Output the data below in full, character for character.

*Data lines*:
----
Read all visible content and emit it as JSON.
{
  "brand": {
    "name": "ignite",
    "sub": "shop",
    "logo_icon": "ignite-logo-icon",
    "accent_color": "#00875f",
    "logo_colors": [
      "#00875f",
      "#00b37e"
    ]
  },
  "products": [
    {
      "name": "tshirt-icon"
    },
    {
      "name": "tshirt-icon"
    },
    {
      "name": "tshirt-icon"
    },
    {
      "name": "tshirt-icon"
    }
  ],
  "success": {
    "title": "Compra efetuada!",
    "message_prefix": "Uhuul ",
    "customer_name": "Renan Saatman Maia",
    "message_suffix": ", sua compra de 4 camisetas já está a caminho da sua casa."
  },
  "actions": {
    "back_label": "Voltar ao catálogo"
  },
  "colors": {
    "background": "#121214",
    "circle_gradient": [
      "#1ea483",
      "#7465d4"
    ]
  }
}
----
*Solution to this exercise*:
Read all visible content and emit it as JSON.
{
  "brand": {
    "name": "ignite",
    "sub": "shop",
    "logo_icon": "ignite-logo-icon",
    "accent_color": "#00875f",
    "logo_colors": [
      "#00875f",
      "#00b37e"
    ]
  },
  "products": [
    {
      "name": "tshirt-icon"
    },
    {
      "name": "tshirt-icon"
    },
    {
      "name": "tshirt-icon"
    },
    {
      "name": "tshirt-icon"
    }
  ],
  "success": {
    "title": "Compra efetuada!",
    "message_prefix": "Uhuul ",
    "customer_name": "Renan Saatman Maia",
    "message_suffix": ", sua compra de 4 camisetas já está a caminho da sua casa."
  },
  "actions": {
    "back_label": "Voltar ao catálogo"
  },
  "colors": {
    "background": "#121214",
    "circle_gradient": [
      "#1ea483",
      "#7465d4"
    ]
  }
}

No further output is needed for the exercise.